*LISTED RECORDS*.

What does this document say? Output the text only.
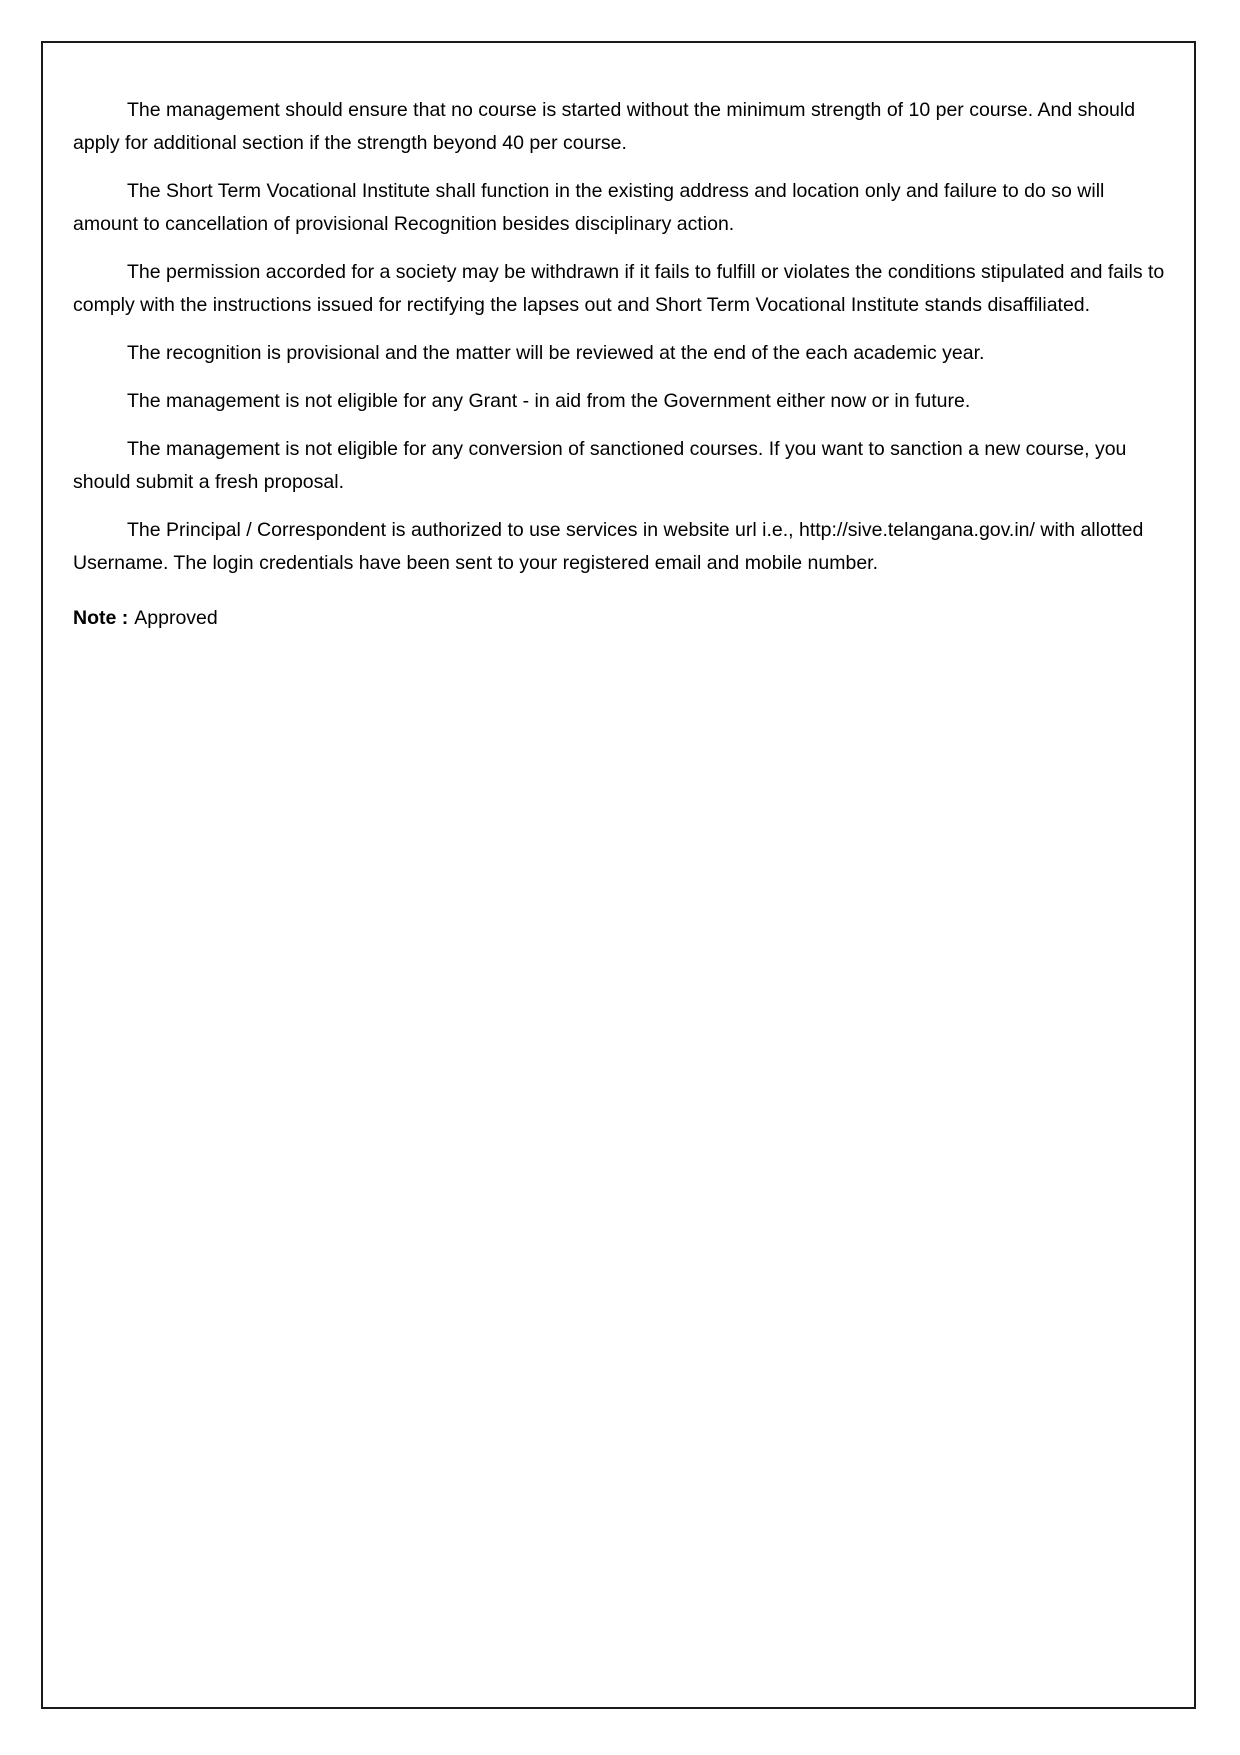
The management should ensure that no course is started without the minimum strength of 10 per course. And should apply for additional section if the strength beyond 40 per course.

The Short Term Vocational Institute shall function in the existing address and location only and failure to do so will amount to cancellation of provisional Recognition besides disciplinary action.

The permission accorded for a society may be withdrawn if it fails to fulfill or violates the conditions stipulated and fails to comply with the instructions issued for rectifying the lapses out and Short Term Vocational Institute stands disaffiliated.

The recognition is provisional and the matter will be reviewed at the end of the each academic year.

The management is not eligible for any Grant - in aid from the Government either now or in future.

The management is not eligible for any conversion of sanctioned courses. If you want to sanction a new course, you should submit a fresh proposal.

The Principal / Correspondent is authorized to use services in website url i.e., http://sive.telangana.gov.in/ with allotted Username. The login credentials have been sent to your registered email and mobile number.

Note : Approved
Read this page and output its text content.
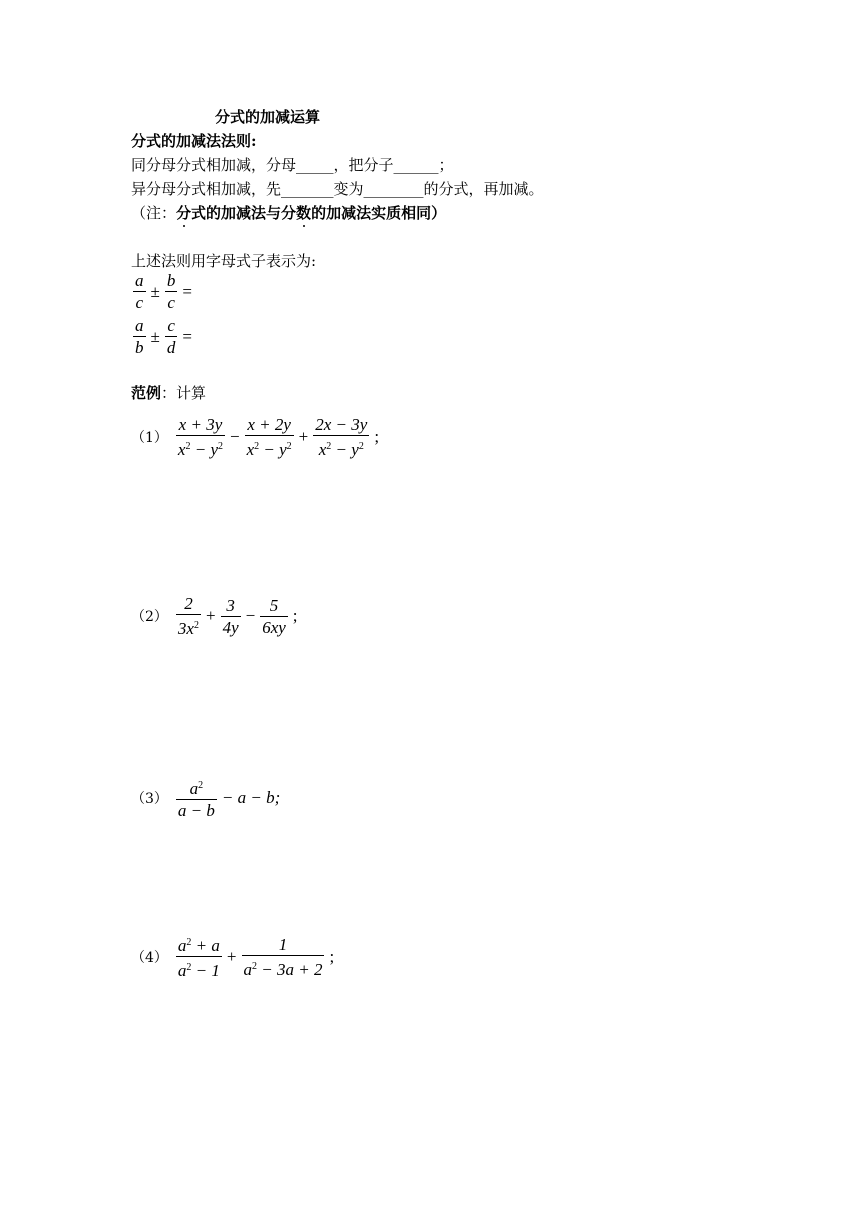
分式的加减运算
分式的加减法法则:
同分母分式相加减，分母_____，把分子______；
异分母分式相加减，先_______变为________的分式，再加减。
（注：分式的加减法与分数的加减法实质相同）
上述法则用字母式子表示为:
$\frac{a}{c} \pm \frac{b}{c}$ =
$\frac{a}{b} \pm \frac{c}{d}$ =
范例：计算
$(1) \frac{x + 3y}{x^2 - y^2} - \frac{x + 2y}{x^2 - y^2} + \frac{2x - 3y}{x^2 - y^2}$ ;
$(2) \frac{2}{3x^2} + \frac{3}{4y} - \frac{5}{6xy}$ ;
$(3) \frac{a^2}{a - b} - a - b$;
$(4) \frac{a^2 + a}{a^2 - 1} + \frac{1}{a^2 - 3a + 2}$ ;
...
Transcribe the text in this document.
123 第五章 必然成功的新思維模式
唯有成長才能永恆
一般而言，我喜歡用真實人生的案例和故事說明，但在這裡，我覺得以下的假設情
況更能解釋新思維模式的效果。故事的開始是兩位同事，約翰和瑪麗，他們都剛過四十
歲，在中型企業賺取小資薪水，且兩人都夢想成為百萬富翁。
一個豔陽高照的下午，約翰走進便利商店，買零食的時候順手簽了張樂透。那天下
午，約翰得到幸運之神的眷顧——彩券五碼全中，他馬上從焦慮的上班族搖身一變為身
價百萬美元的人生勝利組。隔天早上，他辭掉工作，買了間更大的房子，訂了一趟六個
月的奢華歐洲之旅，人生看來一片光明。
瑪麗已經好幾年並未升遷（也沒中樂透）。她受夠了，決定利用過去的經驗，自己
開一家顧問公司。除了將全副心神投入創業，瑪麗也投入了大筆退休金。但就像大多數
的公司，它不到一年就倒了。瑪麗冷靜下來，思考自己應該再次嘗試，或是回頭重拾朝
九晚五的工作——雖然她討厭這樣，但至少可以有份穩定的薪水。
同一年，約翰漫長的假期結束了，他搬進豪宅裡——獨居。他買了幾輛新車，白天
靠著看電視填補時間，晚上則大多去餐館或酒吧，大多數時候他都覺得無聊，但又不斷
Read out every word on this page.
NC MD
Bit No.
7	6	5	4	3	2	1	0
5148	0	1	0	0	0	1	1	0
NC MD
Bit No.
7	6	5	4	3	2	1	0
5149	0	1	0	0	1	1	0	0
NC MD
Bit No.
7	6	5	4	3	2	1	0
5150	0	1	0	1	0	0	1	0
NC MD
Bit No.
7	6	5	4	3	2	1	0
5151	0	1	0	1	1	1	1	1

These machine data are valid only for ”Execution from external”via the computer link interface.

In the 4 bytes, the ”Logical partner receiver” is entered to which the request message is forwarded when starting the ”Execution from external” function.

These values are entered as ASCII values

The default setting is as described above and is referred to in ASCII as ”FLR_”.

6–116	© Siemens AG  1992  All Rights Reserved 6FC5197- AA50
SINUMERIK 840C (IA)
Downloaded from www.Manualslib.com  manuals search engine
---
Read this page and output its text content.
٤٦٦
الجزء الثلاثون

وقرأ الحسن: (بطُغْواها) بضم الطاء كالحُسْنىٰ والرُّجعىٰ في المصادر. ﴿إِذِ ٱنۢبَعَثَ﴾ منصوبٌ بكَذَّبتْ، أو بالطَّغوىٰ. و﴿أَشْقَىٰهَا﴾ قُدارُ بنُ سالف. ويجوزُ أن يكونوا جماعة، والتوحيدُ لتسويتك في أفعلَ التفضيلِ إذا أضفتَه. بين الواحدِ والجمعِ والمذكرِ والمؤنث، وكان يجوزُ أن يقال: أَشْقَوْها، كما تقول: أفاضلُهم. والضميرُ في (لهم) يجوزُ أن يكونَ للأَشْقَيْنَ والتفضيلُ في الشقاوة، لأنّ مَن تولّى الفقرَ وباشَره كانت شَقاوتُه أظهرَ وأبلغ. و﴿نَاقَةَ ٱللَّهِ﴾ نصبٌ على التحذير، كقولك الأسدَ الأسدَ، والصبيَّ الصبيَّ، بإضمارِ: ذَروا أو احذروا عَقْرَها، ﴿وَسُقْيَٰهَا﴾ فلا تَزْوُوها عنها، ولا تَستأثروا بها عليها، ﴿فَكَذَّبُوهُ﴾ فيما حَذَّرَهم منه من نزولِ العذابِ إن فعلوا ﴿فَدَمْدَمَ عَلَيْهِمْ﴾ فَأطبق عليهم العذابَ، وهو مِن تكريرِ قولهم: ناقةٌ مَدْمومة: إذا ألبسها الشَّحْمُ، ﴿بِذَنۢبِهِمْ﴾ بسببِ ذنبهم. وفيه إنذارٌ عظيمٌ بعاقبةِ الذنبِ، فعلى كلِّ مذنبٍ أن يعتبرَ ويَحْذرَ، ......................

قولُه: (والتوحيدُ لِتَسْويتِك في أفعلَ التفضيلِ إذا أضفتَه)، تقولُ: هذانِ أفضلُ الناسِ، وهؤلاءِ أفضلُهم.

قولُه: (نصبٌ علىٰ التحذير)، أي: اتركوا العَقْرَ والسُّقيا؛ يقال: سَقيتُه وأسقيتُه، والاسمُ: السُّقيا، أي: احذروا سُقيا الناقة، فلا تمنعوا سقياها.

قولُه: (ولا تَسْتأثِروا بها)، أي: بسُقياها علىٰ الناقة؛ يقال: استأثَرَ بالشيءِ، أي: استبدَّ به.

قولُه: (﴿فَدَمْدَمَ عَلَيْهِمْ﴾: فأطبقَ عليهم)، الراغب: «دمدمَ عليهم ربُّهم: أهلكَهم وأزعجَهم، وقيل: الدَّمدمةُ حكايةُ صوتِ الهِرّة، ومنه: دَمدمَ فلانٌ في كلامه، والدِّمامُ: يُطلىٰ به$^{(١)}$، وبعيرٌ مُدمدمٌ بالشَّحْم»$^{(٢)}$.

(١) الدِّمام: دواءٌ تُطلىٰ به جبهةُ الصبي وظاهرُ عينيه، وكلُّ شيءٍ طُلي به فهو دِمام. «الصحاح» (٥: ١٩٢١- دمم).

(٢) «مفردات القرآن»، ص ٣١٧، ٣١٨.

*SHORT TASK*. In the records above, find the lines containing "ASCII" and copy them.

*RESULT OF THIS EXERCISE*.
These values are entered as ASCII values
The default setting is as described above and is referred to in ASCII as ”FLR_”.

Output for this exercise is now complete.